* [Available data]
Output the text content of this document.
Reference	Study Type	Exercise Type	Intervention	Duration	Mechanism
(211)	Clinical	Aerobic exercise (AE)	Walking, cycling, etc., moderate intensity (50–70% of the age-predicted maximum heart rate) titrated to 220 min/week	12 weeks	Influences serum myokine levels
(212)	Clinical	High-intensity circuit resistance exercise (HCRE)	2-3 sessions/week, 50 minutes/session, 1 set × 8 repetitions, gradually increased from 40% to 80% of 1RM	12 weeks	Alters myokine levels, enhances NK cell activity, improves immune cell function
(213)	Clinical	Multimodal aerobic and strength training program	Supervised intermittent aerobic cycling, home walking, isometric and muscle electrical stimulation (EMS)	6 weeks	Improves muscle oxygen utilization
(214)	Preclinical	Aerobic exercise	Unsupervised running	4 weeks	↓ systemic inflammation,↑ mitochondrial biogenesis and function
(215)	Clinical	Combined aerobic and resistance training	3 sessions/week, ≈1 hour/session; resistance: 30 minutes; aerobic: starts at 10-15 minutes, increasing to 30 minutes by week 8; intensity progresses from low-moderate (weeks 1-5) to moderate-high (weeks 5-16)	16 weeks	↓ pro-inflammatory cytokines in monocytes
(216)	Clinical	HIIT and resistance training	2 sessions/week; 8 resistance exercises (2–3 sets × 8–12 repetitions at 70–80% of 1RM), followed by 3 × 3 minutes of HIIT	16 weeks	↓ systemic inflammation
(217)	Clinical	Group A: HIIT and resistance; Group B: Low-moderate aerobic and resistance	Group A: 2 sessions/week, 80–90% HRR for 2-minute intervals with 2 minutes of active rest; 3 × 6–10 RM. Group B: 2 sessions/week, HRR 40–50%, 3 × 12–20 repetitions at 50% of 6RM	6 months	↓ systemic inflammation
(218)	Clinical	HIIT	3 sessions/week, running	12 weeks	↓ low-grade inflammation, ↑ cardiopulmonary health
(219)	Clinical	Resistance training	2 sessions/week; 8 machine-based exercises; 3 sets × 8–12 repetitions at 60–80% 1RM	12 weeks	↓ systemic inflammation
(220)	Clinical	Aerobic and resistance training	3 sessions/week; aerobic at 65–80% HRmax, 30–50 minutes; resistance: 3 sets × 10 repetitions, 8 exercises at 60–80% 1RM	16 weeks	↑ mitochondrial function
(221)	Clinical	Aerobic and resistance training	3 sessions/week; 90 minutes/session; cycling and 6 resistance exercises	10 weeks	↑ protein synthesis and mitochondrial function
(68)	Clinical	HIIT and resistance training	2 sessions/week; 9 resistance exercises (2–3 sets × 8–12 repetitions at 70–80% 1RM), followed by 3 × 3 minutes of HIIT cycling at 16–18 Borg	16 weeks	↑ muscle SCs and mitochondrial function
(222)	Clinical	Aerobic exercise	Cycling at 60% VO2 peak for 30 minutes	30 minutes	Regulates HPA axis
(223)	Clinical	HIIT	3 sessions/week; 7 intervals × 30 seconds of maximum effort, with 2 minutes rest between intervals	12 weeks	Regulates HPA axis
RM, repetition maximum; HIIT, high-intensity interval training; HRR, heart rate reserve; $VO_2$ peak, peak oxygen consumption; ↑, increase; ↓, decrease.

* [Brief]
Look through the material above for "from" and copy the lines that have it.

* [Solution to this task]
(212)	Clinical	High-intensity circuit resistance exercise (HCRE)	2-3 sessions/week, 50 minutes/session, 1 set × 8 repetitions, gradually increased from 40% to 80% of 1RM	12 weeks	Alters myokine levels, enhances NK cell activity, improves immune cell function
(215)	Clinical	Combined aerobic and resistance training	3 sessions/week, ≈1 hour/session; resistance: 30 minutes; aerobic: starts at 10-15 minutes, increasing to 30 minutes by week 8; intensity progresses from low-moderate (weeks 1-5) to moderate-high (weeks 5-16)	16 weeks	↓ pro-inflammatory cytokines in monocytes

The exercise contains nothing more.